### SHORT PROBLEM
Copy out all the data, word for word.

### INPUT
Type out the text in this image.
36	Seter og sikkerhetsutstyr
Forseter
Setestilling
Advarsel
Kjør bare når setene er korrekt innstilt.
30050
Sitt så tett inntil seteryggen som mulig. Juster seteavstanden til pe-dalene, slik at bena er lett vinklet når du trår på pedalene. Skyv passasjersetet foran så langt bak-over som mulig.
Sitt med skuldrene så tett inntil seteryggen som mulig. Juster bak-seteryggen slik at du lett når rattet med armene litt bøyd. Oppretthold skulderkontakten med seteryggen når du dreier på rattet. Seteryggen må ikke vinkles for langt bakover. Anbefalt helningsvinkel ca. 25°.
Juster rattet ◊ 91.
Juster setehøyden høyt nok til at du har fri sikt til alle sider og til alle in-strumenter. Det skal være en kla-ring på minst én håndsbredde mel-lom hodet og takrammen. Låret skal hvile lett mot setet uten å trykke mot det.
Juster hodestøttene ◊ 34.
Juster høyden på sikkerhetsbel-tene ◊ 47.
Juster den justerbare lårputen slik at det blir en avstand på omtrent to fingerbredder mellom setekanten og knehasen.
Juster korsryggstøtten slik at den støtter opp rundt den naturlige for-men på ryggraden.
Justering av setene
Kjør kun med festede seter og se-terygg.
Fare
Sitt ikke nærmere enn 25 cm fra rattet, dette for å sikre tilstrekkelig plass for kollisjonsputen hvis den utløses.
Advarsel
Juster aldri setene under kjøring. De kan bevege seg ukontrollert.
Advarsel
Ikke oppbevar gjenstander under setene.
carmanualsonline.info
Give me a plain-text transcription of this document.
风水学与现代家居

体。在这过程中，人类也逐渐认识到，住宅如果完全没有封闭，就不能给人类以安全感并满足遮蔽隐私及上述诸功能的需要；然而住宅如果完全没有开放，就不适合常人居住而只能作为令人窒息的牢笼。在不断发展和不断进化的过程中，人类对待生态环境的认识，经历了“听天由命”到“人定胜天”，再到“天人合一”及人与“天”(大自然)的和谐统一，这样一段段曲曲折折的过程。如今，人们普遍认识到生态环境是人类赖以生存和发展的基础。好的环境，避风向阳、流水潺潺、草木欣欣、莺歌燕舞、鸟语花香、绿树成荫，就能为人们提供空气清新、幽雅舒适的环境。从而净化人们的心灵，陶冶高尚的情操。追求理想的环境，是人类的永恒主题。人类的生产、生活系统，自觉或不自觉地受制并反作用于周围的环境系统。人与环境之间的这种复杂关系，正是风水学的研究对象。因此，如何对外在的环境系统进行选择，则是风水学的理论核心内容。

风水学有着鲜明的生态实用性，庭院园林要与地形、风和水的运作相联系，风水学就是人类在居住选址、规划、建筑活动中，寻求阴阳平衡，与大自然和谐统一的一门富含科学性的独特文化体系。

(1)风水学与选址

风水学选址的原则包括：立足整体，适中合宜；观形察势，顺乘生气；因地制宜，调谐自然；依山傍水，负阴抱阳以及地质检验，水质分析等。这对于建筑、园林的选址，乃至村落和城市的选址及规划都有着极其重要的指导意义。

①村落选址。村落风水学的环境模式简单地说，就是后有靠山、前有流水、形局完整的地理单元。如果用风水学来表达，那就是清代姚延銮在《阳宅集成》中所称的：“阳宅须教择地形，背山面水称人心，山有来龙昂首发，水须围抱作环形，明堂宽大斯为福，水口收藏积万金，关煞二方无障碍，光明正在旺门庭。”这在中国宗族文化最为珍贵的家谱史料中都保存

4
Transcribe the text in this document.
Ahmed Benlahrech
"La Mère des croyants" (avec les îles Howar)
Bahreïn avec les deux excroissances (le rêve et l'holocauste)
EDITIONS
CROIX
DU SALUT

### WRITTEN SOLUTION
Type out the text in this image.
36	Seter og sikkerhetsutstyr
Forseter
Setestilling
Advarsel
Kjør bare når setene er korrekt innstilt.
30050
Sitt så tett inntil seteryggen som mulig. Juster seteavstanden til pe-dalene, slik at bena er lett vinklet når du trår på pedalene. Skyv passasjersetet foran så langt bak-over som mulig.
Sitt med skuldrene så tett inntil seteryggen som mulig. Juster bak-seteryggen slik at du lett når rattet med armene litt bøyd. Oppretthold skulderkontakten med seteryggen når du dreier på rattet. Seteryggen må ikke vinkles for langt bakover. Anbefalt helningsvinkel ca. 25°.
Juster rattet ◊ 91.
Juster setehøyden høyt nok til at du har fri sikt til alle sider og til alle in-strumenter. Det skal være en kla-ring på minst én håndsbredde mel-lom hodet og takrammen. Låret skal hvile lett mot setet uten å trykke mot det.
Juster hodestøttene ◊ 34.
Juster høyden på sikkerhetsbel-tene ◊ 47.
Juster den justerbare lårputen slik at det blir en avstand på omtrent to fingerbredder mellom setekanten og knehasen.
Juster korsryggstøtten slik at den støtter opp rundt den naturlige for-men på ryggraden.
Justering av setene
Kjør kun med festede seter og se-terygg.
Fare
Sitt ikke nærmere enn 25 cm fra rattet, dette for å sikre tilstrekkelig plass for kollisjonsputen hvis den utløses.
Advarsel
Juster aldri setene under kjøring. De kan bevege seg ukontrollert.
Advarsel
Ikke oppbevar gjenstander under setene.
carmanualsonline.info
Give me a plain-text transcription of this document.
风水学与现代家居

体。在这过程中，人类也逐渐认识到，住宅如果完全没有封闭，就不能给人类以安全感并满足遮蔽隐私及上述诸功能的需要；然而住宅如果完全没有开放，就不适合常人居住而只能作为令人窒息的牢笼。在不断发展和不断进化的过程中，人类对待生态环境的认识，经历了“听天由命”到“人定胜天”，再到“天人合一”及人与“天”(大自然)的和谐统一，这样一段段曲曲折折的过程。如今，人们普遍认识到生态环境是人类赖以生存和发展的基础。好的环境，避风向阳、流水潺潺、草木欣欣、莺歌燕舞、鸟语花香、绿树成荫，就能为人们提供空气清新、幽雅舒适的环境。从而净化人们的心灵，陶冶高尚的情操。追求理想的环境，是人类的永恒主题。人类的生产、生活系统，自觉或不自觉地受制并反作用于周围的环境系统。人与环境之间的这种复杂关系，正是风水学的研究对象。因此，如何对外在的环境系统进行选择，则是风水学的理论核心内容。

风水学有着鲜明的生态实用性，庭院园林要与地形、风和水的运作相联系，风水学就是人类在居住选址、规划、建筑活动中，寻求阴阳平衡，与大自然和谐统一的一门富含科学性的独特文化体系。

(1)风水学与选址

风水学选址的原则包括：立足整体，适中合宜；观形察势，顺乘生气；因地制宜，调谐自然；依山傍水，负阴抱阳以及地质检验，水质分析等。这对于建筑、园林的选址，乃至村落和城市的选址及规划都有着极其重要的指导意义。

①村落选址。村落风水学的环境模式简单地说，就是后有靠山、前有流水、形局完整的地理单元。如果用风水学来表达，那就是清代姚延銮在《阳宅集成》中所称的：“阳宅须教择地形，背山面水称人心，山有来龙昂首发，水须围抱作环形，明堂宽大斯为福，水口收藏积万金，关煞二方无障碍，光明正在旺门庭。”这在中国宗族文化最为珍贵的家谱史料中都保存

4
Transcribe the text in this document.
Ahmed Benlahrech
"La Mère des croyants" (avec les îles Howar)
Bahreïn avec les deux excroissances (le rêve et l'holocauste)
EDITIONS
CROIX
DU SALUT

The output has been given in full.